- **Data excerpts**

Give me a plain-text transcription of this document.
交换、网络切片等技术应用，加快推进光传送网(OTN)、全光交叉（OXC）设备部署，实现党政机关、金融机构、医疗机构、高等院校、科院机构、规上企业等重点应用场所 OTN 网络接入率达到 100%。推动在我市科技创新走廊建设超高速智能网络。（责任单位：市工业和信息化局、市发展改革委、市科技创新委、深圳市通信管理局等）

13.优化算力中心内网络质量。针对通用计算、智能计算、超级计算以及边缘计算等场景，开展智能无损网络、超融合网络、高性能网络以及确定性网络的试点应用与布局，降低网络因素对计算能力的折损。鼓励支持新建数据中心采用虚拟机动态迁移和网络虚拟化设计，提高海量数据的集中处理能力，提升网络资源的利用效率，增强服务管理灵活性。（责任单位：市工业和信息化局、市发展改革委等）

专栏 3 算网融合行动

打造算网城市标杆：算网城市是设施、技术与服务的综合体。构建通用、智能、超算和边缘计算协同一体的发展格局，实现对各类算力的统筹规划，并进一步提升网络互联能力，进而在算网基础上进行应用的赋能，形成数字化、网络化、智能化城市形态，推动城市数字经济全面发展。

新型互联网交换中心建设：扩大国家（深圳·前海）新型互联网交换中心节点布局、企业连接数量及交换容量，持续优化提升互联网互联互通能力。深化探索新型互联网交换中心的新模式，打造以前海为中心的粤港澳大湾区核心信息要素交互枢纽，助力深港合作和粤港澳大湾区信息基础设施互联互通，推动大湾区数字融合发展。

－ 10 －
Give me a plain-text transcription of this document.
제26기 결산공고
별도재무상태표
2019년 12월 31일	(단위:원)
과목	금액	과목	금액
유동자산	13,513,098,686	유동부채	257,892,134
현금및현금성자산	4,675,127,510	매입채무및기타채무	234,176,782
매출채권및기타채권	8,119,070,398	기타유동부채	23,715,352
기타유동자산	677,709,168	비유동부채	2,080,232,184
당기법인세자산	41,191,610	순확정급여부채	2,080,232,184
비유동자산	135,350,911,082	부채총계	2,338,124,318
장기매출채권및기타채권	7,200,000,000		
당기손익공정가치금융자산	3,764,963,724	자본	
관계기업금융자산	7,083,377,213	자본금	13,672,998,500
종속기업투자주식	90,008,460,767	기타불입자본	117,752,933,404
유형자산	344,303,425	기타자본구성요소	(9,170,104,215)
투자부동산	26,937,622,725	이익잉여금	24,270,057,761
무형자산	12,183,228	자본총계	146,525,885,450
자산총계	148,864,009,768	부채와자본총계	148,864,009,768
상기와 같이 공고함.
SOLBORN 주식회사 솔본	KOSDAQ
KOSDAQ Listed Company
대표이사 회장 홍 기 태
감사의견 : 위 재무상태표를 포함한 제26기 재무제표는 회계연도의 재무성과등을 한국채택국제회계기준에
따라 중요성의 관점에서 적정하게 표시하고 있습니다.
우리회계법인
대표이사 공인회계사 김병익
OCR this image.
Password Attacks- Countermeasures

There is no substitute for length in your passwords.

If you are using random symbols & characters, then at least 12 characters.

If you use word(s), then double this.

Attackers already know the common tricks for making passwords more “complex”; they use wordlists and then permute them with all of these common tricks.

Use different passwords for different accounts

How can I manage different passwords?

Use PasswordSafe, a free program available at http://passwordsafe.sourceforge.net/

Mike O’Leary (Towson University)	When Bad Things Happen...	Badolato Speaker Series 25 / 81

- **Written problem**
Track down every line with the word "责任单位" and copy it.

- **Output of the exercise**
交换、网络切片等技术应用，加快推进光传送网(OTN)、全光交叉（OXC）设备部署，实现党政机关、金融机构、医疗机构、高等院校、科院机构、规上企业等重点应用场所 OTN 网络接入率达到 100%。推动在我市科技创新走廊建设超高速智能网络。（责任单位：市工业和信息化局、市发展改革委、市科技创新委、深圳市通信管理局等）
13.优化算力中心内网络质量。针对通用计算、智能计算、超级计算以及边缘计算等场景，开展智能无损网络、超融合网络、高性能网络以及确定性网络的试点应用与布局，降低网络因素对计算能力的折损。鼓励支持新建数据中心采用虚拟机动态迁移和网络虚拟化设计，提高海量数据的集中处理能力，提升网络资源的利用效率，增强服务管理灵活性。（责任单位：市工业和信息化局、市发展改革委等）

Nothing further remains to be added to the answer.